- **KUTIPAN HALAMAN**:
RABU (11/9) pagi, Febriyanti (25) memulai aktivitasnya. Mengantar sang adik ke sekolah, Febri merasa ada yang berbeda beberapa hari belakangan ini. Pandangannya tidak leluasa dan napasnya agak tercekat.
"Kayaknya mulai kabut asap. Soalnya, musim kemarau. Napas juga mulai enggak enak," ucap gadis yang tengah berjuang menyelesaikan skripsi itu.
Keberadaan kabut asap di Samarinda diamini prakirawan Badan Meteorologi, Klimatologi, dan Geofisika (BMKG) Samarinda Sutrisno. Sayangnya, angka akurat tidak bisa didapatkan karena alat pengukur udara tengah rusak karena terendam banjir besar di Samarinda, Juni lalu.
Soal kondisi teknis ini, BMKG Samarinda pun telah bersurat dan menunggu teknisi datang untuk memperbaiki alat-alatnya. "Secara visual memang ada kabut asap. Namun, diperkirakan masih dalam kondisi ringan atau sedang. Skornya tak sampai di atas 150 microgram per kubik," jelasnya.
Dalam pantauan BMKG Samarinda selama dasarian pertama September, diakumulasi dari empat satelit, ada 1.243 titik panas yang muncul di Kaltim. Sedangkan pantauan pada Rabu (11/9), sekitar pukul 15.00 ada 65 titik panas di Kaltim. Disebutkan Sutrisno, kondisi ini lebih parah dari tahun-tahun sebelumnya namun tidak lebih parah dari 2015.

- **TUJUAN TUGAS**:
Jawablah pertanyaan berikut berdasarkan teks tentang kabut asap di Samarinda.
(a) Mengapa BMKG Samarinda tidak bisa mendapatkan angka akurat kualitas udara?
(b) Berapa jumlah titik panas di Kaltim selama dasarian pertama September menurut pantauan BMKG Samarinda?
(c) Apa yang sedang diperjuangkan Febriyanti untuk diselesaikan?

- **CATATAN TERSIMPAN**:

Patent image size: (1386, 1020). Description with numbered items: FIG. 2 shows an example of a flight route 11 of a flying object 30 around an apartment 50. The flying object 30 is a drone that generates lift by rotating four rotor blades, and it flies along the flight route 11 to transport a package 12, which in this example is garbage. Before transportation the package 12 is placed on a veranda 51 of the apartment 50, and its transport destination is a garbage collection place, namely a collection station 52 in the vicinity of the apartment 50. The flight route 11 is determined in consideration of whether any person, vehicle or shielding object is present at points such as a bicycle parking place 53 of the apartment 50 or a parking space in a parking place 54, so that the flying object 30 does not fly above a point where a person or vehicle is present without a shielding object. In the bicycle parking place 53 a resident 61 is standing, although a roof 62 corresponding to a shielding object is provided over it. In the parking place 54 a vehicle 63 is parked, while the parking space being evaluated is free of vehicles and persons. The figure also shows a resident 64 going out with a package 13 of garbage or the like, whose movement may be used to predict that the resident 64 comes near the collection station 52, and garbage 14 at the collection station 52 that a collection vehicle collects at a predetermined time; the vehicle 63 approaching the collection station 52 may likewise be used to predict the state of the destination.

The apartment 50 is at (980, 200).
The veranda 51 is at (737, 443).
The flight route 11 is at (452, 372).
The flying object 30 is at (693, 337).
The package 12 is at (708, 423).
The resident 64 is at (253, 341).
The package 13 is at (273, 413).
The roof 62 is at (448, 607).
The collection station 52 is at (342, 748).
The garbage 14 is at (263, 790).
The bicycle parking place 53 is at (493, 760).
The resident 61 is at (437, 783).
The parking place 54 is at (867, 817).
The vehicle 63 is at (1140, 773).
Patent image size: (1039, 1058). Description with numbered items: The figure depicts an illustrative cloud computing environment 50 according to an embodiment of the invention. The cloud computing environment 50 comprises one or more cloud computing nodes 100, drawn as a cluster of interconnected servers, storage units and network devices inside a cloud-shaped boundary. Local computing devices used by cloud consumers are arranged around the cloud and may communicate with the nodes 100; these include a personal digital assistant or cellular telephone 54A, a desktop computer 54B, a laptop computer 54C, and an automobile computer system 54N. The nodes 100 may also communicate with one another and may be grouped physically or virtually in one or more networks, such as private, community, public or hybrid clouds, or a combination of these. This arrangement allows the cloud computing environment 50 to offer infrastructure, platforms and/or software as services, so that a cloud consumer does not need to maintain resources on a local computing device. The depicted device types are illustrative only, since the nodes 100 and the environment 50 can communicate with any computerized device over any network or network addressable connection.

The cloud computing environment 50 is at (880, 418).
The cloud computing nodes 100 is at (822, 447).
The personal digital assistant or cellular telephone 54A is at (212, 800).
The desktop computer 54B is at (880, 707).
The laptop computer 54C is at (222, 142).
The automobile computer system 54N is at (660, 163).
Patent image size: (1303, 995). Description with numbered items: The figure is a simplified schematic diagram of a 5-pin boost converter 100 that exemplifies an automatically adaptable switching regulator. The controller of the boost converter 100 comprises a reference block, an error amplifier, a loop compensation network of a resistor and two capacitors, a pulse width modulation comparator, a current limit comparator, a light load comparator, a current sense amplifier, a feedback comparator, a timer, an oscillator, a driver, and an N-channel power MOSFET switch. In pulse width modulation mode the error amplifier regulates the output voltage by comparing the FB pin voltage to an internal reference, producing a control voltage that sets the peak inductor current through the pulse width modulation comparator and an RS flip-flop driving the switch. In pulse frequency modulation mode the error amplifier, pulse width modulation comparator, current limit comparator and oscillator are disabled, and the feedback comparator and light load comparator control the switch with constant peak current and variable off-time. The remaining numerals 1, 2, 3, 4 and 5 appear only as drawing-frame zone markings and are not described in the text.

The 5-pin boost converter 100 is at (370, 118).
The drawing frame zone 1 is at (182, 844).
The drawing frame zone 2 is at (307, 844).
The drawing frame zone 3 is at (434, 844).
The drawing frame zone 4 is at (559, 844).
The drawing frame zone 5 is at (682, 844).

- **JAWABAN AKHIR**:
(a) Alat pengukur udara rusak karena terendam banjir besar di Samarinda pada bulan Juni.
(b) Ada 1.243 titik panas, diakumulasi dari empat satelit.
(c) Skripsi.